# Required task
Look for the string "要做到慎交友" in every line, and copy each line that has it.
........
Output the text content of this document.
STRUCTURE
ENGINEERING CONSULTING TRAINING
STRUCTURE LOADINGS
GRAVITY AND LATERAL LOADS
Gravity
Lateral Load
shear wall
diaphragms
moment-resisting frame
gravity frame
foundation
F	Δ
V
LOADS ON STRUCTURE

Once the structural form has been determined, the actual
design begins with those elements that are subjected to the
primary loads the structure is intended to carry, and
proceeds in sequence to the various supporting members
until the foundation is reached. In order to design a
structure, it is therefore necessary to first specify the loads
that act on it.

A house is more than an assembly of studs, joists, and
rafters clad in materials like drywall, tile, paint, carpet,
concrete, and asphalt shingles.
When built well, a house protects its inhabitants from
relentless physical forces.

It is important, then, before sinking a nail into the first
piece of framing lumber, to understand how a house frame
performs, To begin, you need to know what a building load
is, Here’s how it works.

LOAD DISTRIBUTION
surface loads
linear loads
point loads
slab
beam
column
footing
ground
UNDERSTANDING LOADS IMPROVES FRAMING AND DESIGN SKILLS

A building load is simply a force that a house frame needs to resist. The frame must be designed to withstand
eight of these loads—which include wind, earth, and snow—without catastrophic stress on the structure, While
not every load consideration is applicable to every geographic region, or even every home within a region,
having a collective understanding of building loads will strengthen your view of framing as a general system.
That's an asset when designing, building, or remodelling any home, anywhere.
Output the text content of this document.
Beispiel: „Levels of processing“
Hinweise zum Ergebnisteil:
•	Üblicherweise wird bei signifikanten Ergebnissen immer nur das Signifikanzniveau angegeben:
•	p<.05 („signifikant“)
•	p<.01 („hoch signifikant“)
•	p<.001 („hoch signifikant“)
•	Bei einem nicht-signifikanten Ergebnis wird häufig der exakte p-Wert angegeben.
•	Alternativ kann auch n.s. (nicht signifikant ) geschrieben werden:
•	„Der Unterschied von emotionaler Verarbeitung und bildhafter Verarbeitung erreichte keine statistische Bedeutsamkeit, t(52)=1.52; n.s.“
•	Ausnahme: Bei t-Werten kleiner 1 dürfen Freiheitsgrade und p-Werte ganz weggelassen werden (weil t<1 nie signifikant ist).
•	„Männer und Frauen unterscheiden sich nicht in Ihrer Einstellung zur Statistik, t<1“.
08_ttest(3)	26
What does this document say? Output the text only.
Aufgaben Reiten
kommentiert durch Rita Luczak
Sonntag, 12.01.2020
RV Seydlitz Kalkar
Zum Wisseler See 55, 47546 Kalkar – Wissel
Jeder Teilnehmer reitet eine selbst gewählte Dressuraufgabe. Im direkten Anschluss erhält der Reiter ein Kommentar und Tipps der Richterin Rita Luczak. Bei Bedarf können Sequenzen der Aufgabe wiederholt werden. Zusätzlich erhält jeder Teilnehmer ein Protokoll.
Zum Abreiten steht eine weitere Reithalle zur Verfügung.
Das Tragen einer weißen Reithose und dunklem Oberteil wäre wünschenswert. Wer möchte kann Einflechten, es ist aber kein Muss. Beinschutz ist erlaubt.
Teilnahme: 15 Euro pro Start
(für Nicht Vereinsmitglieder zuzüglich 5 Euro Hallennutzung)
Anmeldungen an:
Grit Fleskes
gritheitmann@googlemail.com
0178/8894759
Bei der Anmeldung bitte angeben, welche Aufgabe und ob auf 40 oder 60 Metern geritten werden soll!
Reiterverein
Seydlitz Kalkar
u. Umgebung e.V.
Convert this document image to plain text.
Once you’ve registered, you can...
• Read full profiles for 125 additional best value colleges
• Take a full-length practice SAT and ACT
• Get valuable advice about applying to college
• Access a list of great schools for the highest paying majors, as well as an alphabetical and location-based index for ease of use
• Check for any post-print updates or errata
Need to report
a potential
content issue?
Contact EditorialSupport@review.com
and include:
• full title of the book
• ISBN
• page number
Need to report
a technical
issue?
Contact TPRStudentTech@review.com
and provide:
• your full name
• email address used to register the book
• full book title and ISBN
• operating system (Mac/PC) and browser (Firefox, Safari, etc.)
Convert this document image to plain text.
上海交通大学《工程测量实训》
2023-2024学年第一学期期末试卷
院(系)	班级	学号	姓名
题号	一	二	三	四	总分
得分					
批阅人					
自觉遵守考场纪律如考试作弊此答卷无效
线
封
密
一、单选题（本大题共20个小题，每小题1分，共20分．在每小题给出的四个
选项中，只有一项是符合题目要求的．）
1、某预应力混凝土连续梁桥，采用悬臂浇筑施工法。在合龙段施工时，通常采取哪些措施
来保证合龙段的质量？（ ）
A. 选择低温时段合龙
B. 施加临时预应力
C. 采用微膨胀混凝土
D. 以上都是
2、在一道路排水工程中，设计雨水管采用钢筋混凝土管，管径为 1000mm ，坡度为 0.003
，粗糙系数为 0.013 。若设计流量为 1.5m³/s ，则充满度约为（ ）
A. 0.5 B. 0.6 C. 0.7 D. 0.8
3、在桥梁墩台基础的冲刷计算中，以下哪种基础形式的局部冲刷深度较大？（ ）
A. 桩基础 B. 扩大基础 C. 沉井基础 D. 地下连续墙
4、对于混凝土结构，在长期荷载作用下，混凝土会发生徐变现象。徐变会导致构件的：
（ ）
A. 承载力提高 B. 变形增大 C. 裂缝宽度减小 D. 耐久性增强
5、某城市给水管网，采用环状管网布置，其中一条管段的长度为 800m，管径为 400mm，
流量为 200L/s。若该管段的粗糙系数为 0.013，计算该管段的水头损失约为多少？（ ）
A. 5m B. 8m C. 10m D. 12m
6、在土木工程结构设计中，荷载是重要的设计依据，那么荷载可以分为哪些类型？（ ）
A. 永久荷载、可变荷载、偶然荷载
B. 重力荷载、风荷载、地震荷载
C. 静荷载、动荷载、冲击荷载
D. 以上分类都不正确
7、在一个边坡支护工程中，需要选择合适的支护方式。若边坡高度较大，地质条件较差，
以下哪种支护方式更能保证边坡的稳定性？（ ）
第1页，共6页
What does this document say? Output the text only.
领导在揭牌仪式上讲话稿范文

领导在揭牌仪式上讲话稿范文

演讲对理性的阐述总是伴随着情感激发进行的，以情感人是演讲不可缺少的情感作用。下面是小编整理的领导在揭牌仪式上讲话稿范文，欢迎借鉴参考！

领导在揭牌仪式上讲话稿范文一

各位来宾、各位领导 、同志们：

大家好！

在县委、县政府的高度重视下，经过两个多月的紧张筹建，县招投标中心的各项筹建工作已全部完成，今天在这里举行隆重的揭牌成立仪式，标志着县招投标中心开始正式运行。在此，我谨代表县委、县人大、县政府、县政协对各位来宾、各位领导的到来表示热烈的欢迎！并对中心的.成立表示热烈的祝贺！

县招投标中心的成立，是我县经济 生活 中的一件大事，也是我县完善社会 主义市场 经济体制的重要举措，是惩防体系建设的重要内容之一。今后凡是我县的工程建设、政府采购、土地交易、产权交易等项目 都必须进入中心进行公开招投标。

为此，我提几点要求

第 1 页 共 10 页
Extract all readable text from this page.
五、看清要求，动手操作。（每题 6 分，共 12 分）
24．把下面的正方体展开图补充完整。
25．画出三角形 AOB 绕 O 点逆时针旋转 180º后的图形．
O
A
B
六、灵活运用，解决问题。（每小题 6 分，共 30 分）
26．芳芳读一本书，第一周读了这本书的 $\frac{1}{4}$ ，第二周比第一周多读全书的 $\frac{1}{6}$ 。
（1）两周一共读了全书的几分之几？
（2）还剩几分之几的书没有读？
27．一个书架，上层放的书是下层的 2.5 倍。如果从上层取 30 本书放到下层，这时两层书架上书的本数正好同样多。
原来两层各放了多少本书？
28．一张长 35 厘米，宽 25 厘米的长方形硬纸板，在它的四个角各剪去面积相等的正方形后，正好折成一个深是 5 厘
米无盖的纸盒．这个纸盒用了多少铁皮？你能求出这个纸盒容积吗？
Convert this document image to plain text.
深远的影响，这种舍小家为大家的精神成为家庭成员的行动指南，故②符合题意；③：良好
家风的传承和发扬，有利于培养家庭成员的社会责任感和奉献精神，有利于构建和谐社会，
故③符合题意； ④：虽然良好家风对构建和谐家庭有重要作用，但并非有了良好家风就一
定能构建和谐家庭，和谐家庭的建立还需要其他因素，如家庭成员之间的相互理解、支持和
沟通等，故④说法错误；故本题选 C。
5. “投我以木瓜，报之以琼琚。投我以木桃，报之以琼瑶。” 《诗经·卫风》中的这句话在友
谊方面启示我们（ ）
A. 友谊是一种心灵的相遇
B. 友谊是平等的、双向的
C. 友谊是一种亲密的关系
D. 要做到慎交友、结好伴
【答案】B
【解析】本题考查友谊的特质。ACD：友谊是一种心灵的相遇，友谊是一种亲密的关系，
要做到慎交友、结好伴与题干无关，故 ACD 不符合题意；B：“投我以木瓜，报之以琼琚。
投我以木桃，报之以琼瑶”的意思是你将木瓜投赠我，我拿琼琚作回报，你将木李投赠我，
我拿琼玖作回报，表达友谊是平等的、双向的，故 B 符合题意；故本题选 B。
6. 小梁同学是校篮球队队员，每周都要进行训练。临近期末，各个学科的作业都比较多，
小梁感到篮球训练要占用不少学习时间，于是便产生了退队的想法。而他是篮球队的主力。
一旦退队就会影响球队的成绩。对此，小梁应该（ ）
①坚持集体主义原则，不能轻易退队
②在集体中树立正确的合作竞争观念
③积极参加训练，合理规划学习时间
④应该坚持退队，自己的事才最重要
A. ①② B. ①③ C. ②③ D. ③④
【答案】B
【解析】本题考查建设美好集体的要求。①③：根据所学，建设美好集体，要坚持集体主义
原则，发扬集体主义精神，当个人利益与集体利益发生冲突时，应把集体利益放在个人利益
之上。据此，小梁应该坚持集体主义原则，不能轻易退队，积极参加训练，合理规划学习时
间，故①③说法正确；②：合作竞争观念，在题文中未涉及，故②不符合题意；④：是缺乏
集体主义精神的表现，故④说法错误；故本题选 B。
........
# Reply
D. 要做到慎交友、结好伴
要做到慎交友、结好伴与题干无关，故 ACD 不符合题意；B：“投我以木瓜，报之以琼琚。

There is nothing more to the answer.